→ Problem details: Write out every line of the data below, reproducing each one character for character with no changes.

[Dataset entries]
——

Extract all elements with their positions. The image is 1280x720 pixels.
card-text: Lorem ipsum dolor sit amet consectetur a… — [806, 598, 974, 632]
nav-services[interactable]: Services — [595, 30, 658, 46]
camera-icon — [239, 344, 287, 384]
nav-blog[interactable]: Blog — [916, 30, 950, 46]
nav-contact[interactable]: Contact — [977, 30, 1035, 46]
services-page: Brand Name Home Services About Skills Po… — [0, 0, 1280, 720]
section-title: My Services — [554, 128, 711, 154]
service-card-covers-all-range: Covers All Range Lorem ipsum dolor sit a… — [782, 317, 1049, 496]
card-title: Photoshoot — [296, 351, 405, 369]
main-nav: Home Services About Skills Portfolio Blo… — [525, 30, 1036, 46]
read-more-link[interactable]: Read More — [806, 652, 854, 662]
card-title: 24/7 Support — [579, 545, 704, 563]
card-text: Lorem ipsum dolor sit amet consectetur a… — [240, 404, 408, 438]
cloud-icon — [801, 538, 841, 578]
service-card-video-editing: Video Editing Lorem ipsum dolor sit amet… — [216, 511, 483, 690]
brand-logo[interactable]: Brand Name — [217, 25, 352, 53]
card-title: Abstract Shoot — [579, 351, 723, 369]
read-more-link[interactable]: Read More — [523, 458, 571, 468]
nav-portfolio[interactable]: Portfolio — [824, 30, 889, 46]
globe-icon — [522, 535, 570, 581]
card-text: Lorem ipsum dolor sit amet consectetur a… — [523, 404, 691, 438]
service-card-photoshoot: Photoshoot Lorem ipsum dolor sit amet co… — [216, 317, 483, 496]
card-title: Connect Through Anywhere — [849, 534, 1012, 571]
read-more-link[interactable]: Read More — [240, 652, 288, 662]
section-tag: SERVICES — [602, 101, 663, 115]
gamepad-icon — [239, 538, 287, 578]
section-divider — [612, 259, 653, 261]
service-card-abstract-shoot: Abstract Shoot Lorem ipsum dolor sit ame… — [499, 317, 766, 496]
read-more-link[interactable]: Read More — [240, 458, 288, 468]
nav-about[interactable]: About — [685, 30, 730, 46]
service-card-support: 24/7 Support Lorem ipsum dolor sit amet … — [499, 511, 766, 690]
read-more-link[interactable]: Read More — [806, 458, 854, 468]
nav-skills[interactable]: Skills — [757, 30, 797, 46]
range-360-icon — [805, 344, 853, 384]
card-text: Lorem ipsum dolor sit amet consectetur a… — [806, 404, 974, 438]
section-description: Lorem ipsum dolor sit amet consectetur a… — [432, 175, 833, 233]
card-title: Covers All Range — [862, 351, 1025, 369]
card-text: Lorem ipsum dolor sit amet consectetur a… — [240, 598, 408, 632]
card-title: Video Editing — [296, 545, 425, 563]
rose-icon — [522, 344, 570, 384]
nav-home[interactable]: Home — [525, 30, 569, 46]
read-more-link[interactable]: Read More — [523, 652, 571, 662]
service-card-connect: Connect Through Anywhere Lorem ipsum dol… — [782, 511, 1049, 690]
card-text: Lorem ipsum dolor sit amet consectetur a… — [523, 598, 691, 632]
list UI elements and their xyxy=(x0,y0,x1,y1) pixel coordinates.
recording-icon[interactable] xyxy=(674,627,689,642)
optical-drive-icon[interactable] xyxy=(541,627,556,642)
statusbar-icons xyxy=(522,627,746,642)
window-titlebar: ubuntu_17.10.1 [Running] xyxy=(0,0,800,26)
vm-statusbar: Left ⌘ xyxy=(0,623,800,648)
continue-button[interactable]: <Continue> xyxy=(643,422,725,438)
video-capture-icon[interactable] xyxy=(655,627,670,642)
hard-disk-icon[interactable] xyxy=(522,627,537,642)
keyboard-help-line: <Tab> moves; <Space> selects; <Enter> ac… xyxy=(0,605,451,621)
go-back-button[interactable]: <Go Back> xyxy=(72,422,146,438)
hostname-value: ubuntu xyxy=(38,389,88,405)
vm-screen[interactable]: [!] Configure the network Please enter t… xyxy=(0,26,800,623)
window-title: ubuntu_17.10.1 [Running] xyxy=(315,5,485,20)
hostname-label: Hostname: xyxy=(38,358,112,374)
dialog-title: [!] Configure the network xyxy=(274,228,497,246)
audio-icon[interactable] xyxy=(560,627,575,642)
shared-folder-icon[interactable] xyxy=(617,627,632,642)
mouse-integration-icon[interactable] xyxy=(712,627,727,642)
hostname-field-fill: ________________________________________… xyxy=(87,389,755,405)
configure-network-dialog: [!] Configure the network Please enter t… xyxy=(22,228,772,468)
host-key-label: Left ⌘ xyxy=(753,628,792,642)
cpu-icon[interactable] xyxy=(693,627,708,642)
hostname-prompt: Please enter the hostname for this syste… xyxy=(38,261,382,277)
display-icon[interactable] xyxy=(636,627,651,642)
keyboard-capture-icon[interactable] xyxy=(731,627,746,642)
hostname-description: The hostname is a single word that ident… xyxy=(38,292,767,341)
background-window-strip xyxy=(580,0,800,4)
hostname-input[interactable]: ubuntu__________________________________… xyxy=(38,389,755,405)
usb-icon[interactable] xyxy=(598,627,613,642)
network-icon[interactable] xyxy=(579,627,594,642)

——

→ Exercise result:
Extract all elements with their positions. The image is 1280x720 pixels.
card-text: Lorem ipsum dolor sit amet consectetur a… — [806, 598, 974, 632]
nav-services[interactable]: Services — [595, 30, 658, 46]
camera-icon — [239, 344, 287, 384]
nav-blog[interactable]: Blog — [916, 30, 950, 46]
nav-contact[interactable]: Contact — [977, 30, 1035, 46]
services-page: Brand Name Home Services About Skills Po… — [0, 0, 1280, 720]
section-title: My Services — [554, 128, 711, 154]
service-card-covers-all-range: Covers All Range Lorem ipsum dolor sit a… — [782, 317, 1049, 496]
card-title: Photoshoot — [296, 351, 405, 369]
main-nav: Home Services About Skills Portfolio Blo… — [525, 30, 1036, 46]
read-more-link[interactable]: Read More — [806, 652, 854, 662]
card-title: 24/7 Support — [579, 545, 704, 563]
card-text: Lorem ipsum dolor sit amet consectetur a… — [240, 404, 408, 438]
cloud-icon — [801, 538, 841, 578]
service-card-video-editing: Video Editing Lorem ipsum dolor sit amet… — [216, 511, 483, 690]
brand-logo[interactable]: Brand Name — [217, 25, 352, 53]
card-title: Abstract Shoot — [579, 351, 723, 369]
read-more-link[interactable]: Read More — [523, 458, 571, 468]
nav-portfolio[interactable]: Portfolio — [824, 30, 889, 46]
globe-icon — [522, 535, 570, 581]
card-text: Lorem ipsum dolor sit amet consectetur a… — [523, 404, 691, 438]
service-card-photoshoot: Photoshoot Lorem ipsum dolor sit amet co… — [216, 317, 483, 496]
card-title: Connect Through Anywhere — [849, 534, 1012, 571]
read-more-link[interactable]: Read More — [240, 652, 288, 662]
section-tag: SERVICES — [602, 101, 663, 115]
gamepad-icon — [239, 538, 287, 578]
section-divider — [612, 259, 653, 261]
service-card-abstract-shoot: Abstract Shoot Lorem ipsum dolor sit ame… — [499, 317, 766, 496]
read-more-link[interactable]: Read More — [240, 458, 288, 468]
nav-about[interactable]: About — [685, 30, 730, 46]
service-card-support: 24/7 Support Lorem ipsum dolor sit amet … — [499, 511, 766, 690]
read-more-link[interactable]: Read More — [806, 458, 854, 468]
nav-skills[interactable]: Skills — [757, 30, 797, 46]
range-360-icon — [805, 344, 853, 384]
card-text: Lorem ipsum dolor sit amet consectetur a… — [806, 404, 974, 438]
section-description: Lorem ipsum dolor sit amet consectetur a… — [432, 175, 833, 233]
card-title: Covers All Range — [862, 351, 1025, 369]
card-text: Lorem ipsum dolor sit amet consectetur a… — [240, 598, 408, 632]
card-title: Video Editing — [296, 545, 425, 563]
rose-icon — [522, 344, 570, 384]
nav-home[interactable]: Home — [525, 30, 569, 46]
read-more-link[interactable]: Read More — [523, 652, 571, 662]
service-card-connect: Connect Through Anywhere Lorem ipsum dol… — [782, 511, 1049, 690]
card-text: Lorem ipsum dolor sit amet consectetur a… — [523, 598, 691, 632]
list UI elements and their xyxy=(x0,y0,x1,y1) pixel coordinates.
recording-icon[interactable] xyxy=(674,627,689,642)
optical-drive-icon[interactable] xyxy=(541,627,556,642)
statusbar-icons xyxy=(522,627,746,642)
window-titlebar: ubuntu_17.10.1 [Running] xyxy=(0,0,800,26)
vm-statusbar: Left ⌘ xyxy=(0,623,800,648)
continue-button[interactable]: <Continue> xyxy=(643,422,725,438)
video-capture-icon[interactable] xyxy=(655,627,670,642)
hard-disk-icon[interactable] xyxy=(522,627,537,642)
keyboard-help-line: <Tab> moves; <Space> selects; <Enter> ac… xyxy=(0,605,451,621)
go-back-button[interactable]: <Go Back> xyxy=(72,422,146,438)
hostname-value: ubuntu xyxy=(38,389,88,405)
vm-screen[interactable]: [!] Configure the network Please enter t… xyxy=(0,26,800,623)
window-title: ubuntu_17.10.1 [Running] xyxy=(315,5,485,20)
hostname-label: Hostname: xyxy=(38,358,112,374)
dialog-title: [!] Configure the network xyxy=(274,228,497,246)
audio-icon[interactable] xyxy=(560,627,575,642)
shared-folder-icon[interactable] xyxy=(617,627,632,642)
mouse-integration-icon[interactable] xyxy=(712,627,727,642)
hostname-field-fill: ________________________________________… xyxy=(87,389,755,405)
configure-network-dialog: [!] Configure the network Please enter t… xyxy=(22,228,772,468)
host-key-label: Left ⌘ xyxy=(753,628,792,642)
cpu-icon[interactable] xyxy=(693,627,708,642)
hostname-prompt: Please enter the hostname for this syste… xyxy=(38,261,382,277)
display-icon[interactable] xyxy=(636,627,651,642)
keyboard-capture-icon[interactable] xyxy=(731,627,746,642)
hostname-description: The hostname is a single word that ident… xyxy=(38,292,767,341)
background-window-strip xyxy=(580,0,800,4)
hostname-input[interactable]: ubuntu__________________________________… xyxy=(38,389,755,405)
usb-icon[interactable] xyxy=(598,627,613,642)
network-icon[interactable] xyxy=(579,627,594,642)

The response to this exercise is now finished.